▸ **PROBLEM**
Quote the data below in full, minus the images.

▸ **SOURCE DATA**
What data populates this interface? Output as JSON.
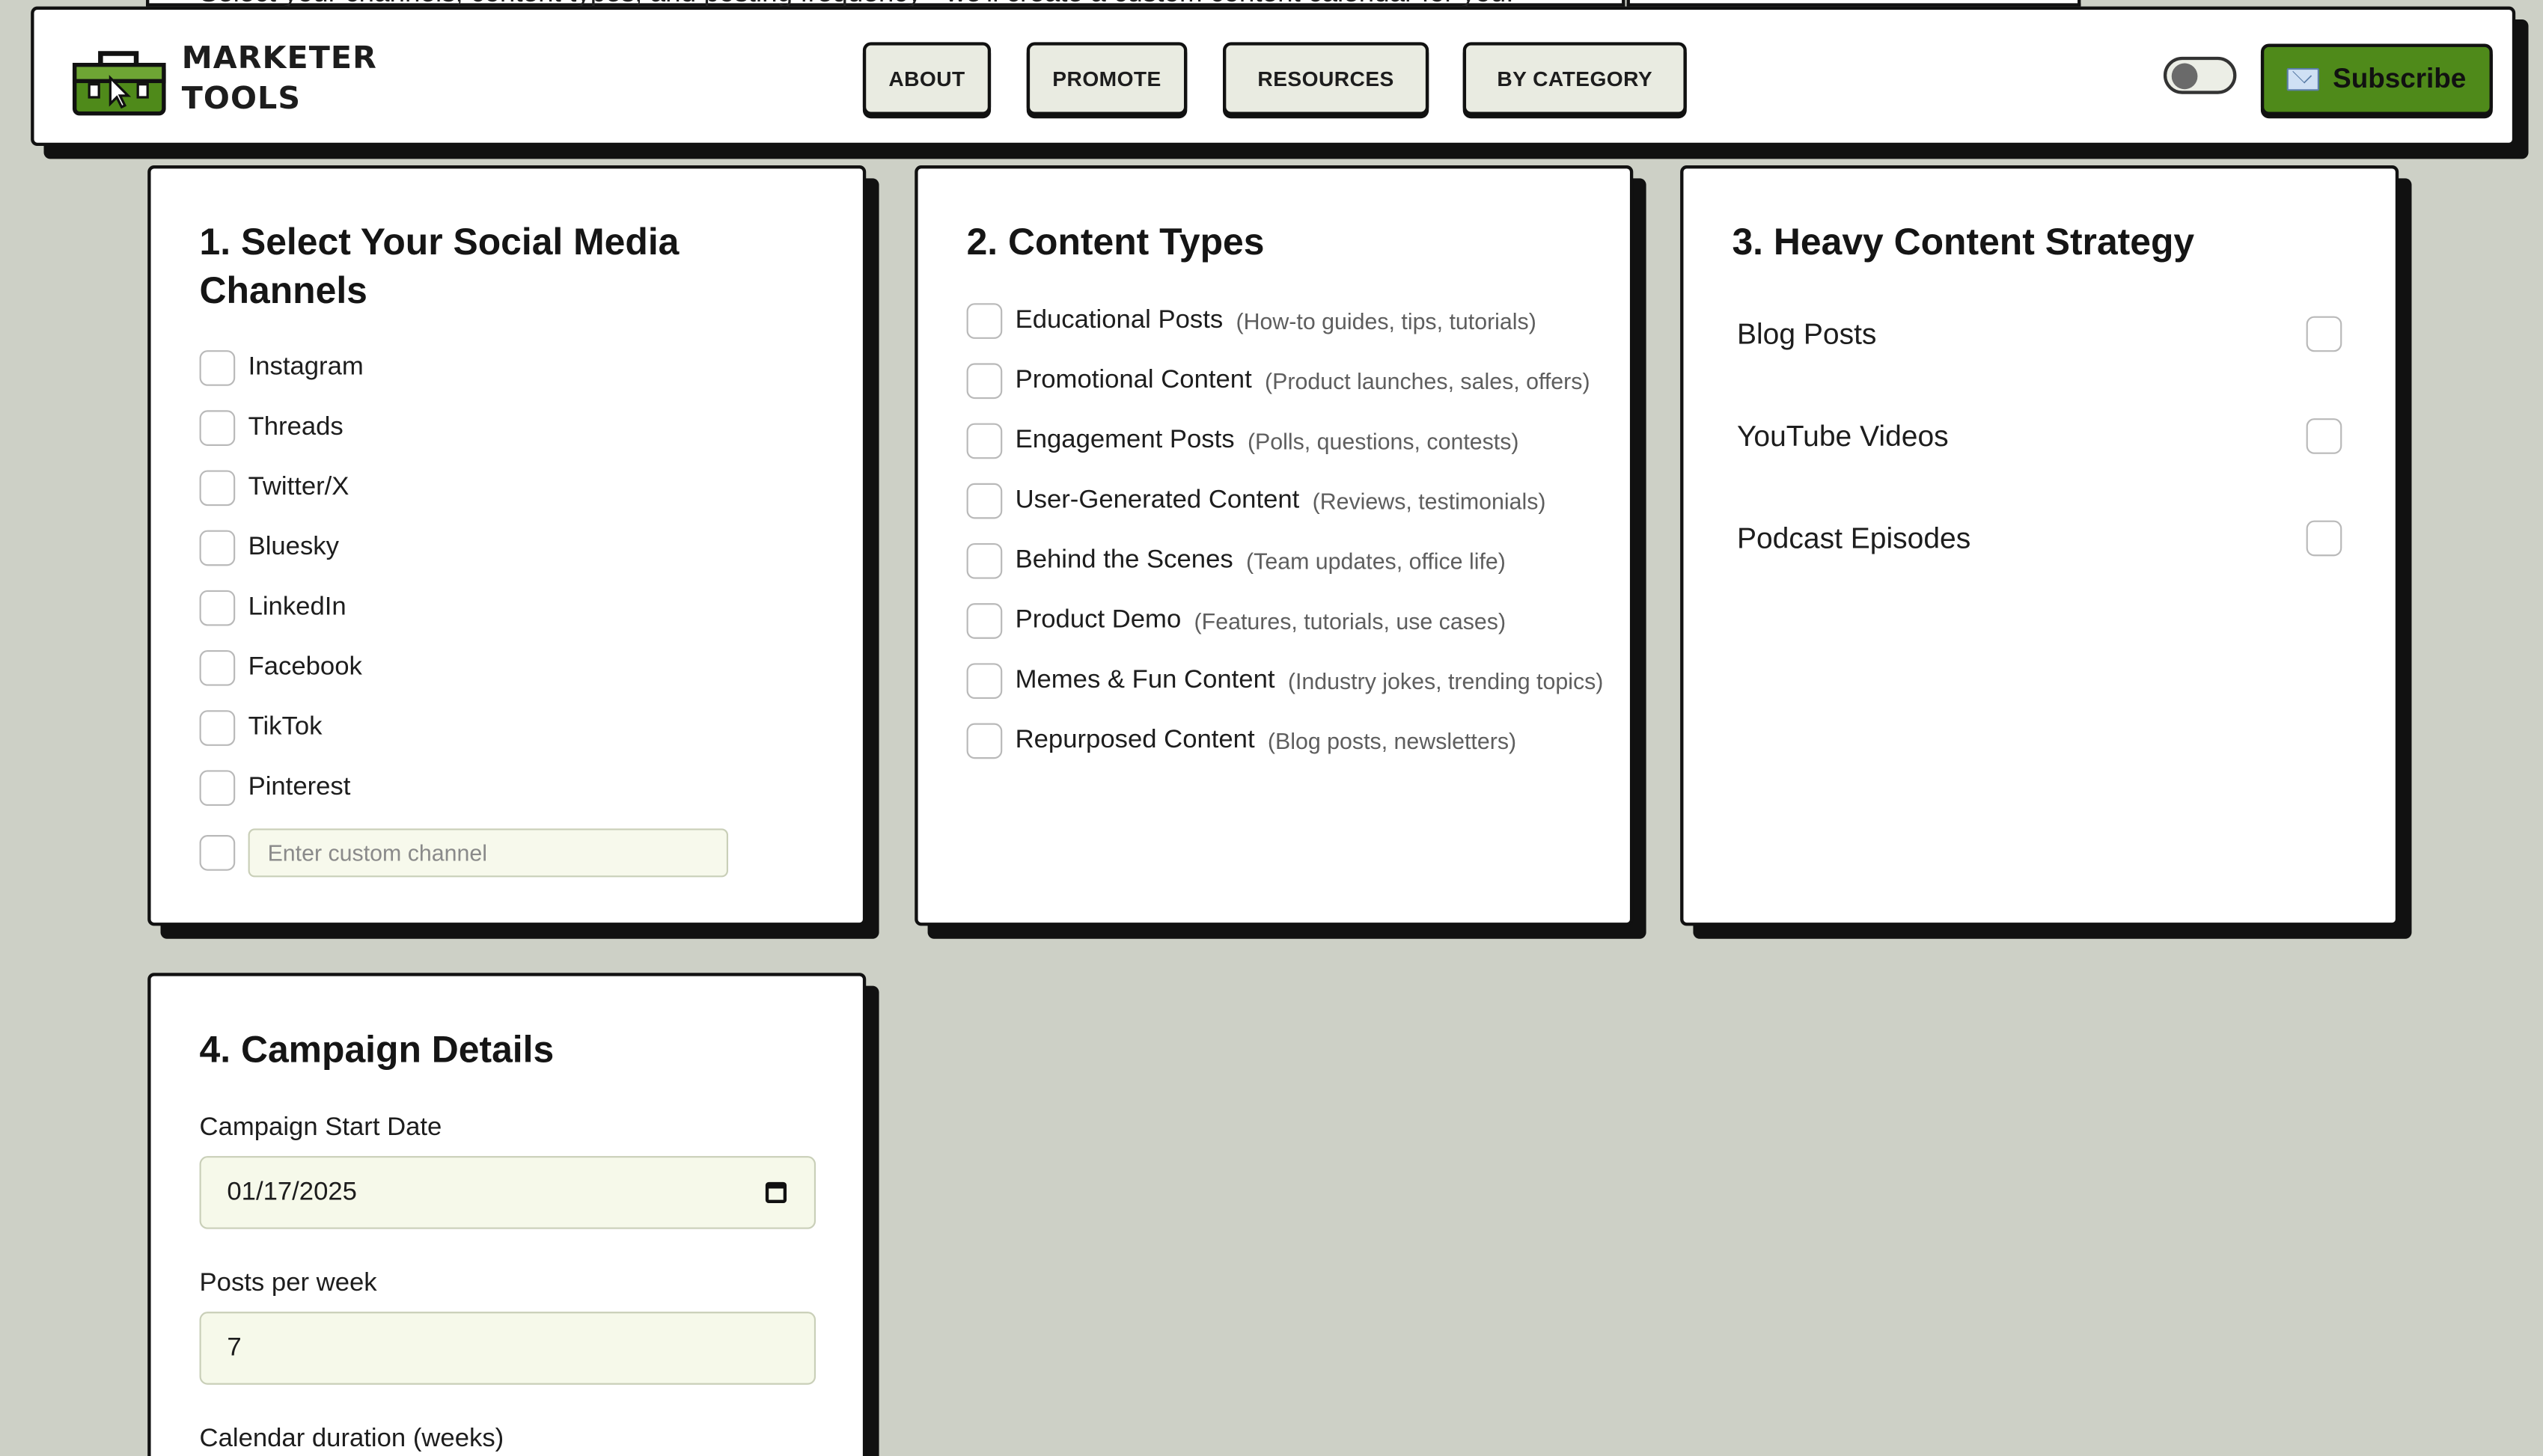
{
  "background_text": "Select your channels, content types, and posting frequency - we'll create a custom content calendar for you.",
  "header": {
    "brand_line1": "MARKETER",
    "brand_line2": "TOOLS",
    "nav": [
      "ABOUT",
      "PROMOTE",
      "RESOURCES",
      "BY CATEGORY"
    ],
    "subscribe_label": "Subscribe",
    "subscribe_icon": "envelope-icon",
    "accent": "#4f8a1a"
  },
  "section1": {
    "title": "1. Select Your Social Media Channels",
    "channels": [
      "Instagram",
      "Threads",
      "Twitter/X",
      "Bluesky",
      "LinkedIn",
      "Facebook",
      "TikTok",
      "Pinterest"
    ],
    "custom_placeholder": "Enter custom channel"
  },
  "section2": {
    "title": "2. Content Types",
    "types": [
      {
        "label": "Educational Posts",
        "desc": "(How-to guides, tips, tutorials)"
      },
      {
        "label": "Promotional Content",
        "desc": "(Product launches, sales, offers)"
      },
      {
        "label": "Engagement Posts",
        "desc": "(Polls, questions, contests)"
      },
      {
        "label": "User-Generated Content",
        "desc": "(Reviews, testimonials)"
      },
      {
        "label": "Behind the Scenes",
        "desc": "(Team updates, office life)"
      },
      {
        "label": "Product Demo",
        "desc": "(Features, tutorials, use cases)"
      },
      {
        "label": "Memes & Fun Content",
        "desc": "(Industry jokes, trending topics)"
      },
      {
        "label": "Repurposed Content",
        "desc": "(Blog posts, newsletters)"
      }
    ]
  },
  "section3": {
    "title": "3. Heavy Content Strategy",
    "items": [
      "Blog Posts",
      "YouTube Videos",
      "Podcast Episodes"
    ]
  },
  "section4": {
    "title": "4. Campaign Details",
    "start_label": "Campaign Start Date",
    "start_value": "01/17/2025",
    "posts_label": "Posts per week",
    "posts_value": "7",
    "duration_label": "Calendar duration (weeks)"
  }
}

▸ **WRITTEN RESPONSE**
What data populates this interface? Output as JSON.
{
  "background_text": "Select your channels, content types, and posting frequency - we'll create a custom content calendar for you.",
  "header": {
    "brand_line1": "MARKETER",
    "brand_line2": "TOOLS",
    "nav": [
      "ABOUT",
      "PROMOTE",
      "RESOURCES",
      "BY CATEGORY"
    ],
    "subscribe_label": "Subscribe",
    "subscribe_icon": "envelope-icon",
    "accent": "#4f8a1a"
  },
  "section1": {
    "title": "1. Select Your Social Media Channels",
    "channels": [
      "Instagram",
      "Threads",
      "Twitter/X",
      "Bluesky",
      "LinkedIn",
      "Facebook",
      "TikTok",
      "Pinterest"
    ],
    "custom_placeholder": "Enter custom channel"
  },
  "section2": {
    "title": "2. Content Types",
    "types": [
      {
        "label": "Educational Posts",
        "desc": "(How-to guides, tips, tutorials)"
      },
      {
        "label": "Promotional Content",
        "desc": "(Product launches, sales, offers)"
      },
      {
        "label": "Engagement Posts",
        "desc": "(Polls, questions, contests)"
      },
      {
        "label": "User-Generated Content",
        "desc": "(Reviews, testimonials)"
      },
      {
        "label": "Behind the Scenes",
        "desc": "(Team updates, office life)"
      },
      {
        "label": "Product Demo",
        "desc": "(Features, tutorials, use cases)"
      },
      {
        "label": "Memes & Fun Content",
        "desc": "(Industry jokes, trending topics)"
      },
      {
        "label": "Repurposed Content",
        "desc": "(Blog posts, newsletters)"
      }
    ]
  },
  "section3": {
    "title": "3. Heavy Content Strategy",
    "items": [
      "Blog Posts",
      "YouTube Videos",
      "Podcast Episodes"
    ]
  },
  "section4": {
    "title": "4. Campaign Details",
    "start_label": "Campaign Start Date",
    "start_value": "01/17/2025",
    "posts_label": "Posts per week",
    "posts_value": "7",
    "duration_label": "Calendar duration (weeks)"
  }
}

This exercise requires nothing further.